-- start of EXTRACT --

Minorities in the Legal Profession
Minorities are significantly underrepresented in the legal profession compared with the general population. Recognizing that the legal profession must not only reflect the diversity of society but also embrace the belief that fair representation and equal access are essential to an unbiased system of justice, bar organizations have taken significant measures to promote equal opportunity.
In July 1993, The Florida Bar became one of a handful of state bars to adopt specific language proscribing discriminatory practices by lawyers.
The Florida Bar’s Rules of Professional Conduct (Rule 48.4(d)) include the following language:
A lawyer shall not:
(d) engage in conduct in connection with the practice of law that is prejudicial to the administration of justice, including to knowingly, or through callous indifference, disparage, humiliate, or discriminate against litigants, jurors, witnesses, court personnel, or other lawyers on any basis, including, but not limited to, on account of race, ethnicity, gender, religion, national origin, disability, marital status, sexual orientation, age, socioeconomic status, employment, or physical characteristic.

-- end of EXTRACT --
-- start of EXTRACTED ENTRIES --

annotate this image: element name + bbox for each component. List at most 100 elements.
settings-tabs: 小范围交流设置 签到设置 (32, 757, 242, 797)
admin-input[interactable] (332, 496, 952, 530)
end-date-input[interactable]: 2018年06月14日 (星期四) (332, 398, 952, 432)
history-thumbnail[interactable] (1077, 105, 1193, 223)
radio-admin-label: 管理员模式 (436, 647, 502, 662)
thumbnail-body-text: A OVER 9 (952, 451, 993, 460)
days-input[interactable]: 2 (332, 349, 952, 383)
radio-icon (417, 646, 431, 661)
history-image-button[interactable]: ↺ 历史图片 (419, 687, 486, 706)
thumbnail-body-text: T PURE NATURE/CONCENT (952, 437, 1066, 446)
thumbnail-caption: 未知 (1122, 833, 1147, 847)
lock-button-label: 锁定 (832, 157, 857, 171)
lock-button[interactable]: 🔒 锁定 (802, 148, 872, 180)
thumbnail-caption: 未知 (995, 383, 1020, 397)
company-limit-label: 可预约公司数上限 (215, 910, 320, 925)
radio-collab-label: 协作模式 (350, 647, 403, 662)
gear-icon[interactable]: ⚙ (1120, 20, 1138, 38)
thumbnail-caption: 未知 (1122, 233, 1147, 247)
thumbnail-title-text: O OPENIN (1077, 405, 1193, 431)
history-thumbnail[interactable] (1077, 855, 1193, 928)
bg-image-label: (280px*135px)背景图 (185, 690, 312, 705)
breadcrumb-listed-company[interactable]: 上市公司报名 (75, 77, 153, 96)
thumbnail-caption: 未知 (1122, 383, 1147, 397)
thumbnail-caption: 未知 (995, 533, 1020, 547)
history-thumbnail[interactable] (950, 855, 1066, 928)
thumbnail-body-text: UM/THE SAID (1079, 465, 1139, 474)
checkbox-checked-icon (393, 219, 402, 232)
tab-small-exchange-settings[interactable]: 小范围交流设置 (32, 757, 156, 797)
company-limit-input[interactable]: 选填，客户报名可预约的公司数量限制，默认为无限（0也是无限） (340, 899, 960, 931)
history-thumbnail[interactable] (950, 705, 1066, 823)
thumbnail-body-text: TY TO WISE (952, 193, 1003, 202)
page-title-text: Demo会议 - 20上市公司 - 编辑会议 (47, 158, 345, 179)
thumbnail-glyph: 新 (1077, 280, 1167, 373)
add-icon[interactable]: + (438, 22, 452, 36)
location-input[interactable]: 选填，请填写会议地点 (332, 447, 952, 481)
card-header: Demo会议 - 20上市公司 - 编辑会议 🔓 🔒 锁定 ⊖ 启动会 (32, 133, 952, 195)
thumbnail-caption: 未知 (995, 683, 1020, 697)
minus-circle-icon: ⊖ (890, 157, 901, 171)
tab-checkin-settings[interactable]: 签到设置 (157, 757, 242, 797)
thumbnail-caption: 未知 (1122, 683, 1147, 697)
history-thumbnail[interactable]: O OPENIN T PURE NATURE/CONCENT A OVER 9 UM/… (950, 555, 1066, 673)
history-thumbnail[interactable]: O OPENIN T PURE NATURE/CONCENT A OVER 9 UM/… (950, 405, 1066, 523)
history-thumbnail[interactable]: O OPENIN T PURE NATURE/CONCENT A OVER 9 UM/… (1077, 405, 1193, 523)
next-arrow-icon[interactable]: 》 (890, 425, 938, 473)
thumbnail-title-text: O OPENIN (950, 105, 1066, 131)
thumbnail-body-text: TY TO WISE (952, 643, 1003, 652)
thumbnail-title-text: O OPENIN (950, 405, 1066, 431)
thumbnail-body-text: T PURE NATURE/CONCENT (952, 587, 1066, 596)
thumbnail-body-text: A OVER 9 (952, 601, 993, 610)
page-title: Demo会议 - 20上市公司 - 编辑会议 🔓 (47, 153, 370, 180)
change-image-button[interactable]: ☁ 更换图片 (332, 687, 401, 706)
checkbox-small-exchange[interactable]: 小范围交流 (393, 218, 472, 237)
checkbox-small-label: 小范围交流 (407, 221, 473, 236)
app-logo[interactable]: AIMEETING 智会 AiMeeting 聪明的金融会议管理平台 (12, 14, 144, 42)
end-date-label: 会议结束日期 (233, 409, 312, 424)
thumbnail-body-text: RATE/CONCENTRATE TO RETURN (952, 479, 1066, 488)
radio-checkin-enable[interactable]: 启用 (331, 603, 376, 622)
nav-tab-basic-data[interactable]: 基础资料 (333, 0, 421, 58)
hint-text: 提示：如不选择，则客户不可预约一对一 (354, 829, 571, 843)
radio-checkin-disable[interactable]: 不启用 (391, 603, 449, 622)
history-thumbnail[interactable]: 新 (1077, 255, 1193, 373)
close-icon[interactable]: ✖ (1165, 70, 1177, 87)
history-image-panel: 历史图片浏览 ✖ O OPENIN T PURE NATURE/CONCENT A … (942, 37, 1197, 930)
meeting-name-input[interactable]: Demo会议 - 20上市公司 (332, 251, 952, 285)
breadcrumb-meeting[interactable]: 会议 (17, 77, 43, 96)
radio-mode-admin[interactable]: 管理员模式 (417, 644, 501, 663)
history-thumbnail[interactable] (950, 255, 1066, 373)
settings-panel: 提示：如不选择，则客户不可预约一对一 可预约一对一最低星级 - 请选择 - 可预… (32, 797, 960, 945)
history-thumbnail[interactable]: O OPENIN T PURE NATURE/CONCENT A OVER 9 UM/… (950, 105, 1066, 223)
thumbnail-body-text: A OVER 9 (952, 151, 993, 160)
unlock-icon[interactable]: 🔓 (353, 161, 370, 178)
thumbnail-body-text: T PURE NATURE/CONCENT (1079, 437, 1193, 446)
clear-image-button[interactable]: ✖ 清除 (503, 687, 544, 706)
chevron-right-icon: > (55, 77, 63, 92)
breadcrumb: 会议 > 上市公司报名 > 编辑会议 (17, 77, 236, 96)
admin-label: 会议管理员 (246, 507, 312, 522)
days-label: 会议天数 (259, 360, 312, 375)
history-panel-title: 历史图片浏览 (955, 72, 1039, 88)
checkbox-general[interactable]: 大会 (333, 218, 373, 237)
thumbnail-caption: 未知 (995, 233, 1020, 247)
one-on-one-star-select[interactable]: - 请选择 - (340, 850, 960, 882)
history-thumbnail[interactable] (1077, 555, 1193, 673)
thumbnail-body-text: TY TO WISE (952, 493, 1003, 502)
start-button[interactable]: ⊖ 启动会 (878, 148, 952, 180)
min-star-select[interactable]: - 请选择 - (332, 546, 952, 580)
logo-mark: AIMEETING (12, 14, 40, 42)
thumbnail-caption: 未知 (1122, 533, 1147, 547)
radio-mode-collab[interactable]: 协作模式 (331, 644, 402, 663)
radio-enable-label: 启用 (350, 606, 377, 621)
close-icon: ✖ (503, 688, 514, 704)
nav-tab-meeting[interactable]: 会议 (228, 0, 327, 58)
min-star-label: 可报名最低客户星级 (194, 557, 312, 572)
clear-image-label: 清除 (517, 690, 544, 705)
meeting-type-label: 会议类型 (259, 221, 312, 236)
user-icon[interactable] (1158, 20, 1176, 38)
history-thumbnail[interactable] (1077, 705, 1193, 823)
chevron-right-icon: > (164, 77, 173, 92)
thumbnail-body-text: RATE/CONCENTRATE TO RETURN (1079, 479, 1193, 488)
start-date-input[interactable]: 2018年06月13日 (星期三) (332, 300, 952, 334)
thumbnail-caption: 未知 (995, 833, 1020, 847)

-- end of EXTRACTED ENTRIES --

**WHAT YOU WILL DO:**
- 1) Say whether each statement agrees with the passage on minorities in the legal profession, answering yes or no and quoting the deciding words: (a) The Florida Bar adopted its language against discriminatory practices in July 1993. (b) The quoted rule covers only conduct toward litigants and jurors. (c) The quoted rule limits the protected bases to the ones it names.
- 2) From the passage on minorities in the legal profession, set down the part that begins at the words "Minorities in the" and stops after "promote equal opportunity.", with no changes.
Use only the passage on minorities in the legal profession.

**EXPECTED RESULTS:**
- 1)
(a) Yes: "In July 1993, The Florida Bar became one of a handful of state bars to adopt specific language proscribing discriminatory practices by lawyers."
(b) No: "litigants, jurors, witnesses, court personnel, or other lawyers"
(c) No: "on any basis, including, but not limited to"

- 2)
Minorities in the Legal Profession
Minorities are significantly underrepresented in the legal profession compared with the general population. Recognizing that the legal profession must not only reflect the diversity of society but also embrace the belief that fair representation and equal access are essential to an unbiased system of justice, bar organizations have taken significant measures to promote equal opportunity.